— Begin Recorded data —
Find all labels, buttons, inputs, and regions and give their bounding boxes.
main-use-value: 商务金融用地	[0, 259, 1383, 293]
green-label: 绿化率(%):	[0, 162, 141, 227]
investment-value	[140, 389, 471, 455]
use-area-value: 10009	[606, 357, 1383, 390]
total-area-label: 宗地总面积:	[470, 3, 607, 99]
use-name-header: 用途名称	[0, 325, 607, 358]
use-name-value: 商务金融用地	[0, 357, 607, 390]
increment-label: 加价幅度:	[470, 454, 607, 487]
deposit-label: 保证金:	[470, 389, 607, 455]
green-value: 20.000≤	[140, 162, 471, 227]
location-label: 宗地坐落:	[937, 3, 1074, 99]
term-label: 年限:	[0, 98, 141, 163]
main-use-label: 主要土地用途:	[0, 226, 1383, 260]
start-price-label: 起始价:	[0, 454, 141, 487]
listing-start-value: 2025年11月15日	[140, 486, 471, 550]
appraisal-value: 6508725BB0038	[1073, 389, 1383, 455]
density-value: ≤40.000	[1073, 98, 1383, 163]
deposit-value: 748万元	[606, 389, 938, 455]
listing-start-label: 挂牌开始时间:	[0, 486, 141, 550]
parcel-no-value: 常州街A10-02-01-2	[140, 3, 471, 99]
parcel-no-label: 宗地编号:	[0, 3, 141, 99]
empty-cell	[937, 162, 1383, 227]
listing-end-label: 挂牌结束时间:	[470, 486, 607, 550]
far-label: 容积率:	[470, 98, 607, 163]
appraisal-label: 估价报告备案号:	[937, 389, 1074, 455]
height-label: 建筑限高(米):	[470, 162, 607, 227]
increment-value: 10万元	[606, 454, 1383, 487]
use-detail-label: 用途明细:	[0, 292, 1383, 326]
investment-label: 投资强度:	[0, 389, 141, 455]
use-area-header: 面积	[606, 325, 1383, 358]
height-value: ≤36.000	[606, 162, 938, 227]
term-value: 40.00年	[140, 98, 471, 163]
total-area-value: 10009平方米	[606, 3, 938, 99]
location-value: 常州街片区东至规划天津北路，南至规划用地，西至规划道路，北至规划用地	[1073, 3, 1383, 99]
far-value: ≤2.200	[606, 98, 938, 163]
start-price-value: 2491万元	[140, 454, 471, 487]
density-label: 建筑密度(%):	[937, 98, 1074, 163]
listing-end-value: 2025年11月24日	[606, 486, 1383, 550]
— End Recorded data —
— Begin Recorded data —
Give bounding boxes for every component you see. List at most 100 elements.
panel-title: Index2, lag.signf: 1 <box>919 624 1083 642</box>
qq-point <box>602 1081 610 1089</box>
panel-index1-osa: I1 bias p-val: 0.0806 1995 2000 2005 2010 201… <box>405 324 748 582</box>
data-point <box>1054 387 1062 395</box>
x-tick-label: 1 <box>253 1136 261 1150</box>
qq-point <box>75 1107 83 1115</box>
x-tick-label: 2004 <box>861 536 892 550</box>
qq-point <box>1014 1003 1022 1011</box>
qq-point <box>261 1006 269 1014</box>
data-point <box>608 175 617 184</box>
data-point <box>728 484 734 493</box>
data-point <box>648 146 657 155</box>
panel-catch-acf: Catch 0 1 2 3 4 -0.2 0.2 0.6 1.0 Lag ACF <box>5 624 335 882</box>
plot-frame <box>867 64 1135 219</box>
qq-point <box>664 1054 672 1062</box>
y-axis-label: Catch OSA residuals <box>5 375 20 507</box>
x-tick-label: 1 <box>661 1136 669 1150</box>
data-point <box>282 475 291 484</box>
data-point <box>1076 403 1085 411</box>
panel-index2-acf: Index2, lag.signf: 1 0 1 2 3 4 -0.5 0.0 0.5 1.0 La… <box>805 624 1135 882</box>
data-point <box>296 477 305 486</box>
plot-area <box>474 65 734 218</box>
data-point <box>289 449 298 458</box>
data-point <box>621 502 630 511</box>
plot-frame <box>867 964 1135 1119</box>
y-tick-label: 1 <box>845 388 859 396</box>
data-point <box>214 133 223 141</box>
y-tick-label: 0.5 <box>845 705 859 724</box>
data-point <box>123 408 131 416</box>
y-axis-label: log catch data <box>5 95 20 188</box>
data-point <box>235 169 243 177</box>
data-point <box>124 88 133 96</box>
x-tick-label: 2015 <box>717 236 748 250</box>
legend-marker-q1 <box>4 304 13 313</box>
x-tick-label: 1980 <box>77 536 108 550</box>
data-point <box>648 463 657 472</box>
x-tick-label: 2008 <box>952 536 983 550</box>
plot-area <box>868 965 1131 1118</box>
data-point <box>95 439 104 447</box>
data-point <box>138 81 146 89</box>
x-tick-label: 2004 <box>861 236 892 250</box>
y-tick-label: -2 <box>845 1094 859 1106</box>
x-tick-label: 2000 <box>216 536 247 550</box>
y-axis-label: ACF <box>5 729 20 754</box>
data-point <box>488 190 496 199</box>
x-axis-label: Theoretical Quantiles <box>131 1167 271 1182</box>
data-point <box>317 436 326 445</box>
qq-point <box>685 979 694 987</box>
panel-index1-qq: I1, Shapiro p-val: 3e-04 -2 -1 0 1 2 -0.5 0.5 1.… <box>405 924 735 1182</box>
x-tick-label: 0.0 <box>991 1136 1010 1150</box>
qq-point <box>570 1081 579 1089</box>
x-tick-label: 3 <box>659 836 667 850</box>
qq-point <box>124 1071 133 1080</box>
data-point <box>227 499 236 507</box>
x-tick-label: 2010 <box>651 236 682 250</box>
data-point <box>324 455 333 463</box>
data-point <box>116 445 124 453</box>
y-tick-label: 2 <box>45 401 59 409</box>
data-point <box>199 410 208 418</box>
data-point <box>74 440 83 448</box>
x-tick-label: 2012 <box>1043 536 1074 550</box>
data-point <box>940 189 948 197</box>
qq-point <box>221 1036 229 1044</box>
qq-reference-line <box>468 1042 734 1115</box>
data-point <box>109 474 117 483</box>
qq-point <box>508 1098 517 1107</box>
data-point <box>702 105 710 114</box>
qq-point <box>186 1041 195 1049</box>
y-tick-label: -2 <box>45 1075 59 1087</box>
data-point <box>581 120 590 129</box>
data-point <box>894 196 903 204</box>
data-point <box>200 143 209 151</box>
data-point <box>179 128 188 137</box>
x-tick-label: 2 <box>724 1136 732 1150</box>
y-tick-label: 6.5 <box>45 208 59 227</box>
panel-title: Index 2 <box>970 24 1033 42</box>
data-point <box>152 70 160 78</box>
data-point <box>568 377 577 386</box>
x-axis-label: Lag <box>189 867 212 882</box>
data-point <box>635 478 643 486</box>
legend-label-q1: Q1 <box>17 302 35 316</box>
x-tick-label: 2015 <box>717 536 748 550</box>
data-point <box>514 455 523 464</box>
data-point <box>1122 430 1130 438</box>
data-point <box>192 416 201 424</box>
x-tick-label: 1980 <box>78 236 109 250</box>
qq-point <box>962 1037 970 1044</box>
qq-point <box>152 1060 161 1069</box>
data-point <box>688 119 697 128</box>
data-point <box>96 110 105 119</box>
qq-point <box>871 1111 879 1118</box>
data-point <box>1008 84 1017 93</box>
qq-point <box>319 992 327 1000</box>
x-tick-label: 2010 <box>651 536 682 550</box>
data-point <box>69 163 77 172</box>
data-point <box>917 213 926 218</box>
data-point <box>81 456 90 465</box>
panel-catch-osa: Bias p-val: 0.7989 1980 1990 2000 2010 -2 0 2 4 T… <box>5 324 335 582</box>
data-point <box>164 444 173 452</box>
— End Recorded data —
- Problem to work on -
Copy the material without changes, starting at the line that contains "Find all labels, buttons, inputs, and" and ending after the line that contains "357, 607, 390]". Include both of those lines and nothing else.

- Complete response -
Find all labels, buttons, inputs, and regions and give their bounding boxes.
main-use-value: 商务金融用地	[0, 259, 1383, 293]
green-label: 绿化率(%):	[0, 162, 141, 227]
investment-value	[140, 389, 471, 455]
use-area-value: 10009	[606, 357, 1383, 390]
total-area-label: 宗地总面积:	[470, 3, 607, 99]
use-name-header: 用途名称	[0, 325, 607, 358]
use-name-value: 商务金融用地	[0, 357, 607, 390]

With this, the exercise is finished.